### Text shown
- Leagues: CEBL
- Founded: 2019
- History: Ottawa BlackJacks (2019–present)
- Arena: TD Place Arena
- Capacity: 8,585
- Location: Ottawa, Ontario
- Team colours: Black, Grey, Red
- President: Jason Winters
- General manager: James Derouin
- Head coach: Justin Mazzulla
- Website: theblackjacks.ca

= Ottawa BlackJacks =

The Ottawa BlackJacks (BlackJacks d'Ottawa) are a Canadian professional basketball team based in Ottawa, Ontario. The BlackJacks compete in the Canadian Elite Basketball League (CEBL). They play their home games at TD Place Arena, an arena shared with the Ottawa 67's of the Ontario Hockey League. Ottawa is led by head coach Justin Mazzulla.

== Background ==

The BlackJacks are the second professional basketball team in Ottawa; the Ottawa Skyhawks played at Canadian Tire Centre in 2012 to 2014.

== History ==

2020 Season

Dave Smart was named the inaugural General Manager of the Blackjacks on December 18, 2019.

2021 Season

On July 17, the BlackJacks signed former CEBL champion and NBA G-Leaguer Negus Webster-Chan after he was released by the Saskatchewan Rattlers. On July 19, guard Johnny Berhanemeskel was inactivated due to his contractual obligations with the French team Chorale Roanne Basket. On July 23, the BlackJacks signed three new players, Jadon Cohee, Mamadou Gueye, and
Antonio Williams. Additionally, forward Eric Kibi was released after appearing in only one game. On July 27, the BlackJacks secured a playoff spot for the second straight season with an 82-69 win over the Saskatchewan Rattlers. In August, the BlackJacks signed former Saskatchewan Rattler center Chad Posthumus. In the playoffs, the Blackjacks upset the 3rd seeded Hamilton Honey Badgers 96-94 in the quarter-finals. However, they went on to lose to the eventual champion Edmonton Stingers in the semi-finals for the second straight year.

2022 Season

In August 2021, the BlackJacks announced Jevohn Shepherd had signed a contract extension to return as the general manager. In November, they announced that Charles Dubé-Brais would also return as head coach. On February 16, 2022, they re-signed Chad Posthumus, who had previously joined the Edmonton Stingers for the 2021–22 BCL Americas. After a disappointing 0-3 start to the season, the team parted ways with Head Coach Charles Dubé-Brais. Ottawa Gee-Gees Men's Basketball Head Coach and BlackJacks Director of Basketball Strategy and Analytics James Derouin was appointed Interim Head Coach and lead the team to five wins in its last six games.

2023 Season

Prior to the beginning of the season, the BlackJacks announced James Derouin would remain Head Coach of the team, removing the Interim title from his position. During the 2023 CEBL–U Sports Draft, Ottawa selected UBC Thunderbird Sukhman Sandhu and University of Ottawa star Guillaume Pepin. Former Washington State Cougars sharpshooter Michael Flowers and Toronto Raptors Summer League team member Abu Kigab were among the new signings joining the team. On July 15, in the midst of an 8-game win streak, the BlackJacks clinched an Eastern Conference playoff spot with a victory on the road against the Scarborough Shooting Stars. After finishing the regular season as the second seed in the Eastern Conference, the BlackJacks were eliminated from the playoffs by the Shooting Stars in the Conference Semi-Final.

(Structured page parsing data)
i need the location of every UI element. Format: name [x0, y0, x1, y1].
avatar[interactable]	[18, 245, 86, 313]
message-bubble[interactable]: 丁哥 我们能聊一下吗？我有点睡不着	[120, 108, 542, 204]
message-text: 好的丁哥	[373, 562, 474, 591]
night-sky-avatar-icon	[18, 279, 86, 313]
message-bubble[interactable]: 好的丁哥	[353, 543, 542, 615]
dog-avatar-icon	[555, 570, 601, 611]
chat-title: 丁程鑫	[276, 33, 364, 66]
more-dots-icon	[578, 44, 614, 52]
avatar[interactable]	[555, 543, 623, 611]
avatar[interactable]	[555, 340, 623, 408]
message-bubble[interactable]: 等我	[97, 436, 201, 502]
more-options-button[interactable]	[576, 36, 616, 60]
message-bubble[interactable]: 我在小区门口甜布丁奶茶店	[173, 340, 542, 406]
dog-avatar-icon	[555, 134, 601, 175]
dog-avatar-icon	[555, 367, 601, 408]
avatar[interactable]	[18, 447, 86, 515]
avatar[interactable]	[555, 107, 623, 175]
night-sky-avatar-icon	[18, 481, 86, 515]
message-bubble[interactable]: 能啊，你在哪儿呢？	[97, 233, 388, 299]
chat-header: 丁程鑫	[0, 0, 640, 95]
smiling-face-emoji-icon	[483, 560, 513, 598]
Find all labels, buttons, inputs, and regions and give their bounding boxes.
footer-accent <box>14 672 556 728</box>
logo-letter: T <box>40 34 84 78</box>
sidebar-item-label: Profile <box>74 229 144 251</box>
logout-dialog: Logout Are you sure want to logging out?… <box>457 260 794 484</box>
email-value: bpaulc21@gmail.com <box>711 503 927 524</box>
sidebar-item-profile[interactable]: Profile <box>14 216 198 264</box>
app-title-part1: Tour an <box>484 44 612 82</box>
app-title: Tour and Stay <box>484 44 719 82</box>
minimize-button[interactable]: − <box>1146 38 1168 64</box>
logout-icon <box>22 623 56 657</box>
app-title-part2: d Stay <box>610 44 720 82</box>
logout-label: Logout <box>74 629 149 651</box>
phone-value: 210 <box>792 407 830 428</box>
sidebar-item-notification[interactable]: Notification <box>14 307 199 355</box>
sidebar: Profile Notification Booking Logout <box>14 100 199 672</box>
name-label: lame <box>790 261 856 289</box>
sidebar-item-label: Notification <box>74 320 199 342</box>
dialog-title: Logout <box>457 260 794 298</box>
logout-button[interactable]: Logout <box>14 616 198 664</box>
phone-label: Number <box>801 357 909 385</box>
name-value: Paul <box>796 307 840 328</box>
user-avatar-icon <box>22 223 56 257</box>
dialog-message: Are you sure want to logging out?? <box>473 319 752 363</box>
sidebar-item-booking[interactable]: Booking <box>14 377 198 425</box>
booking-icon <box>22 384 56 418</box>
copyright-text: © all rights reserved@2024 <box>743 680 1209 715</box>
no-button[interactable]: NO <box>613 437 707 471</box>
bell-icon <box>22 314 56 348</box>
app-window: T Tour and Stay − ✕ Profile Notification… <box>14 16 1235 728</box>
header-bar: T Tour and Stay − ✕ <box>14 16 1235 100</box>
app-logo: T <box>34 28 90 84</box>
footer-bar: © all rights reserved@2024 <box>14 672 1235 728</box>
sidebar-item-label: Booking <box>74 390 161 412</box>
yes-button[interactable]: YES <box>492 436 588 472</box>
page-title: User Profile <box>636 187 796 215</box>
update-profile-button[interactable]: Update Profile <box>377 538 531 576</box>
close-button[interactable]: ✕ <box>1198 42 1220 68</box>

### Questions to answer
• A. Answer these three questions using the Ottawa BlackJacks article:
(i) In which arena do the BlackJacks play their home games?
(ii) At which venue did the Ottawa Skyhawks play?
(iii) What was the score of the BlackJacks' quarter-final win over the Hamilton Honey Badgers?
• B. According to the Ottawa BlackJacks article, which players did the team sign on July 23 of the 2021 season?
• C. Reproduce the Ottawa BlackJacks article word for word, starting at "- Arena: TD" and going up to and including "coach Justin Mazzulla.".

### Answers below
• A.
(i) TD Place Arena
(ii) Canadian Tire Centre
(iii) 96-94

• B.
- Jadon Cohee
- Mamadou Gueye
- Antonio Williams

• C.
- Arena: TD Place Arena
- Capacity: 8,585
- Location: Ottawa, Ontario
- Team colours: Black, Grey, Red
- President: Jason Winters
- General manager: James Derouin
- Head coach: Justin Mazzulla
- Website: theblackjacks.ca

= Ottawa BlackJacks =

The Ottawa BlackJacks (BlackJacks d'Ottawa) are a Canadian professional basketball team based in Ottawa, Ontario. The BlackJacks compete in the Canadian Elite Basketball League (CEBL). They play their home games at TD Place Arena, an arena shared with the Ottawa 67's of the Ontario Hockey League. Ottawa is led by head coach Justin Mazzulla.